# REQUIRED ACTION:
Translate this sentence from the forum post about divorce below into Spanish: "The costs increase the more legal intervention you get."

# TEXT BLOCK:
Segment Open
You can instigate divorce too, you don't have to wait for your H if it's
what you want.

A regular mn who is a solicitor has said previously that a study/survey has shown that the free advice from solicitors isn't all that.

In the meantime get copies of all your paperwork - bank accounts, proof of earning etc and keep somewhere safe.

Cath2907 · 12/10/2018 09:24

Am just working out how to divorce my husband. Thus far I have found out:

  • either party can start a divorce. Either you wait and then divorce on the grounds of having been separated 2 years. OR the 6 month options mean one of you divorces the other on the grounds of adultery or unreasonable behaviour. The financial settlement / division of kid contact will be unaffected by who divorces whom and on what grounds.
There there are 2 big decisions: 1)How to split contact with the kids 2) How to split the finances

You can sort it out yourselves, come to an agreement and get the court to ratify OR take mediation OR fight about it all in court with solicitors. The costs increase the more legal intervention you get.

The financial split would firstly consider the needs of the children. The parent keeping the kids can often stay in the home until they are 18 and only then needs to split the equity in the home with their ex. It matters not a jot who "owns" the house. All assets in the marriage are considered joint and up for splitting. The second big one is pensions. I haven't quite got my head around this yet but you are both entitled to an equal share of whatever pensions the 2 of you have between you.
Segment Closed
# THE DATA:
Segment Open
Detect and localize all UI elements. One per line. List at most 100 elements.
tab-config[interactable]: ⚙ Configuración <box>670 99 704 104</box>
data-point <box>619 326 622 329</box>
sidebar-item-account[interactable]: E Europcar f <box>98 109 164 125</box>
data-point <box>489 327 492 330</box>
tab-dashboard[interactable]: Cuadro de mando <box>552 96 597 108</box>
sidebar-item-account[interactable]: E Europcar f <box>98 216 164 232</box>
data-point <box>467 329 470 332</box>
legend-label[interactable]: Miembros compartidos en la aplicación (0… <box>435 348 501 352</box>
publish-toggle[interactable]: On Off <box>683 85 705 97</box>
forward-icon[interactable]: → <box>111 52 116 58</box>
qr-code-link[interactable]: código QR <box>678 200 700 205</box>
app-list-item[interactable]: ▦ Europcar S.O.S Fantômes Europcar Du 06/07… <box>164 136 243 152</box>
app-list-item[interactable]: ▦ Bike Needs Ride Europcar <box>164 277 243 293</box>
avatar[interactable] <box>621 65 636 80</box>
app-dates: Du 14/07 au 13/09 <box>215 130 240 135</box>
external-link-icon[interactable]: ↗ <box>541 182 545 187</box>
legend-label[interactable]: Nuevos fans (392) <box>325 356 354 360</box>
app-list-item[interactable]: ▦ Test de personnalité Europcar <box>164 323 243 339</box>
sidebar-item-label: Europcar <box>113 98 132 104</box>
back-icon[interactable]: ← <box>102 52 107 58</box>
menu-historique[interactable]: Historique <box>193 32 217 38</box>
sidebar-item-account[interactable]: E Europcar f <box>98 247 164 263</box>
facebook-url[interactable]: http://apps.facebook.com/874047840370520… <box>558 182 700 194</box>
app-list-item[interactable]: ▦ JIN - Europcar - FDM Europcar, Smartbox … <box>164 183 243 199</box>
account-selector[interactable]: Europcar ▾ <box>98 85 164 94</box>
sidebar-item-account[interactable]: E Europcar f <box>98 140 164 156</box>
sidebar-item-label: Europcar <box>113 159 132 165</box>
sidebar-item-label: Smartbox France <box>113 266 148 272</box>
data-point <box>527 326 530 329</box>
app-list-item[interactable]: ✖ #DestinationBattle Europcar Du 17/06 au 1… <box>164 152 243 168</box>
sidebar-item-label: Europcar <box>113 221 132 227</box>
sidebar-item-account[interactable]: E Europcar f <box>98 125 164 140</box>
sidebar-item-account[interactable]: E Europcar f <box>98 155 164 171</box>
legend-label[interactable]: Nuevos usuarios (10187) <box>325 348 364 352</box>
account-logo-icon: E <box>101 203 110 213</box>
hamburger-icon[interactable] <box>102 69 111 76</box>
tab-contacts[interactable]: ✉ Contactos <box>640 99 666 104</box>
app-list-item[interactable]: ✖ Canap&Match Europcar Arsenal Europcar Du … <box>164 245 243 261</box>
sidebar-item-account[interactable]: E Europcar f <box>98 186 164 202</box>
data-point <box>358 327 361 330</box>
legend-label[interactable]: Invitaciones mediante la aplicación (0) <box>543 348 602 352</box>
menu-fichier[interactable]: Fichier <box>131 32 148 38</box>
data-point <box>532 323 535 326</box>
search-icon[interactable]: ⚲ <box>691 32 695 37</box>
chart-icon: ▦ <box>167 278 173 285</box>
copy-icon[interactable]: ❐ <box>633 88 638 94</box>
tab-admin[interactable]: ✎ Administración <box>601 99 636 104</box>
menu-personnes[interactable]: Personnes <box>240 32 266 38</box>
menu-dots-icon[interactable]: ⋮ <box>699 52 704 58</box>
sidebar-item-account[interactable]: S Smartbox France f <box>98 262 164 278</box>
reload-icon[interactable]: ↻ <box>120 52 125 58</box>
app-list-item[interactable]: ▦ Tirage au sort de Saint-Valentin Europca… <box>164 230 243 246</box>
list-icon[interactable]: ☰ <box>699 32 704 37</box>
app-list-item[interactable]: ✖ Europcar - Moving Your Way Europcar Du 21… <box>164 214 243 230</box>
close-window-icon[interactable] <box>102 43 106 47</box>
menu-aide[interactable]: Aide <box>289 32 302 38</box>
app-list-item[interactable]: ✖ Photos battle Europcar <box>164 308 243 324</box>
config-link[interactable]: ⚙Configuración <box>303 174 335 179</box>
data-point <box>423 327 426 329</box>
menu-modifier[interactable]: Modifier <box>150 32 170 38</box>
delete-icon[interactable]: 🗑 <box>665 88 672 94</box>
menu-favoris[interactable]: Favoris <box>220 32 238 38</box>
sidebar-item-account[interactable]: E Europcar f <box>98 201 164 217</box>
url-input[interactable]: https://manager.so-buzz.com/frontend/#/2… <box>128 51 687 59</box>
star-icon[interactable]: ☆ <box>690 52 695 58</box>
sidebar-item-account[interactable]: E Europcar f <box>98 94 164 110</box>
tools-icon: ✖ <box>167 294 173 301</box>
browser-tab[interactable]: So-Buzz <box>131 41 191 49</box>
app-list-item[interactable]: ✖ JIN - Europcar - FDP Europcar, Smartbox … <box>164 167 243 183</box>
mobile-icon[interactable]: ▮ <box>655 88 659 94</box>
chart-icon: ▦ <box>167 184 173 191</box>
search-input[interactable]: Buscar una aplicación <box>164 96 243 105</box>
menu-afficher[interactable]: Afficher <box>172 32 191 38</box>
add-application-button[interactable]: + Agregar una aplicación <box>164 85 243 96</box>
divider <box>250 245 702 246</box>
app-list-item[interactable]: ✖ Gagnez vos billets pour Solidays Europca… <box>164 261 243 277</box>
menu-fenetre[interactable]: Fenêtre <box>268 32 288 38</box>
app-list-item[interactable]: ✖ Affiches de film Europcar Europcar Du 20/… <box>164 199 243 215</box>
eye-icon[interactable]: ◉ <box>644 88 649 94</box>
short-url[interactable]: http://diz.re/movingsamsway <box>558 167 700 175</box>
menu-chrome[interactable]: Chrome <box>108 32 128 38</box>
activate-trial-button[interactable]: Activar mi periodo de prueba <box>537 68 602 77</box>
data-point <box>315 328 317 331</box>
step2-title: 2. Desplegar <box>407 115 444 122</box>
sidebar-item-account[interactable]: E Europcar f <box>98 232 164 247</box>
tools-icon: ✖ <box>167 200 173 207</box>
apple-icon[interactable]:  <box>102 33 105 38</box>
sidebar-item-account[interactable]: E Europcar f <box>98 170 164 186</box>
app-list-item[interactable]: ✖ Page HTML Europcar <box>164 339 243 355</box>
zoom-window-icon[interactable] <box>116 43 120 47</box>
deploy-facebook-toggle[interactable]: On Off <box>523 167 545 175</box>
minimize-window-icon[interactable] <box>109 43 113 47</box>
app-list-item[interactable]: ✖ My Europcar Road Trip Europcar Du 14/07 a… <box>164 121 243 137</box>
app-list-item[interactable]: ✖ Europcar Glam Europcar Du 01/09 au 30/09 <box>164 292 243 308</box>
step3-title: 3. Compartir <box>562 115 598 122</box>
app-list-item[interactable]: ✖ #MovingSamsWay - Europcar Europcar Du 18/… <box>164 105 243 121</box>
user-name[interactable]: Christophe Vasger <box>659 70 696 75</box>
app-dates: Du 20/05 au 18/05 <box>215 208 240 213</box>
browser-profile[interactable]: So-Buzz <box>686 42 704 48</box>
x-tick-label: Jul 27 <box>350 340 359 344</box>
Segment Closed
# WORKED SOLUTION:
Los costos aumentan cuanto más intervención legal se tiene.